──────── RECORDED DATA ────────

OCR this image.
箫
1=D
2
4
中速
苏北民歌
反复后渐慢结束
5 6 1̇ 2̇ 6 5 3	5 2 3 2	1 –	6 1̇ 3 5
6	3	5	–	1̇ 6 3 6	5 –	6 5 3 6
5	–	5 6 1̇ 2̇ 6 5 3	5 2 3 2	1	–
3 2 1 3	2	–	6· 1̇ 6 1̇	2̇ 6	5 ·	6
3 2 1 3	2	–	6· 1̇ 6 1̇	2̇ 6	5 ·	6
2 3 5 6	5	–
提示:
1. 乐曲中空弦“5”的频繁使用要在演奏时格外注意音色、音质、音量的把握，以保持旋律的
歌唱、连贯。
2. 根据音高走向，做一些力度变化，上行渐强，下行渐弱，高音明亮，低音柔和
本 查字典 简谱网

────────
──────── RECORDED DATA ────────

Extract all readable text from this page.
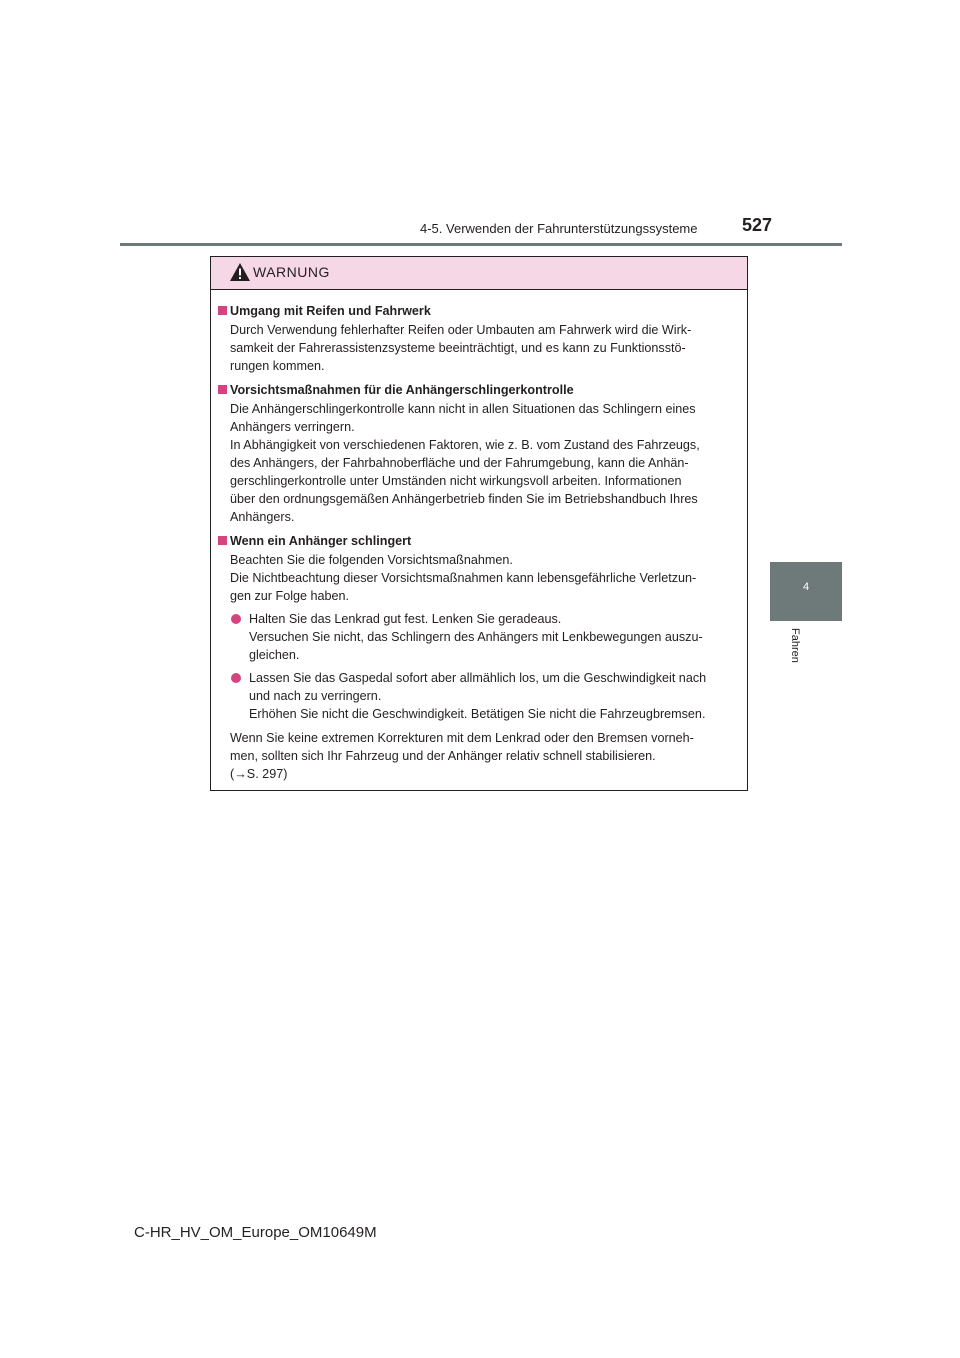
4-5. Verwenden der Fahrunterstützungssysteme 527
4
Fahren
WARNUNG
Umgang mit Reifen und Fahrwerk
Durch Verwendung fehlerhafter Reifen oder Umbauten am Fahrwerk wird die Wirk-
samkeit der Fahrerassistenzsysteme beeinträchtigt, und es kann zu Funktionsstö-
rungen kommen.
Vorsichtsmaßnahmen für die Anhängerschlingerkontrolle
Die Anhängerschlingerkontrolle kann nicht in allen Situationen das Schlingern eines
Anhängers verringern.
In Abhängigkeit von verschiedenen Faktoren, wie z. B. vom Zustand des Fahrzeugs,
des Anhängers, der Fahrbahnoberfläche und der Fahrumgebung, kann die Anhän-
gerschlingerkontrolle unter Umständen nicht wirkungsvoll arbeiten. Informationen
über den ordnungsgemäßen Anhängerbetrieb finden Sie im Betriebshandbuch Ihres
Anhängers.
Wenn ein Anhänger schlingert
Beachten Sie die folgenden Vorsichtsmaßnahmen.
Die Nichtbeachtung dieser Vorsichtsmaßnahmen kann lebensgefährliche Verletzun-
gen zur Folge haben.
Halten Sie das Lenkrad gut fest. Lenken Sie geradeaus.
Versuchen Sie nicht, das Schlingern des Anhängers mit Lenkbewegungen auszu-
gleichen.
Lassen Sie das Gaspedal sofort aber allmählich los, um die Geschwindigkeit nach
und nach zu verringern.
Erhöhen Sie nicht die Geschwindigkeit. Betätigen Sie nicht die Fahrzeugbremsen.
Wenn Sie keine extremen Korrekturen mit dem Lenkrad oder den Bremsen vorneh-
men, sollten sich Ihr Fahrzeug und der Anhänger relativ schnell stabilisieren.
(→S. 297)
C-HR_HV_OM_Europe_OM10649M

────────

▶ **WORK TO COMPLETE**
Answer with one number: how many lines in the listing hold "verringern".

▶ **PROBLEM SOLUTION**
2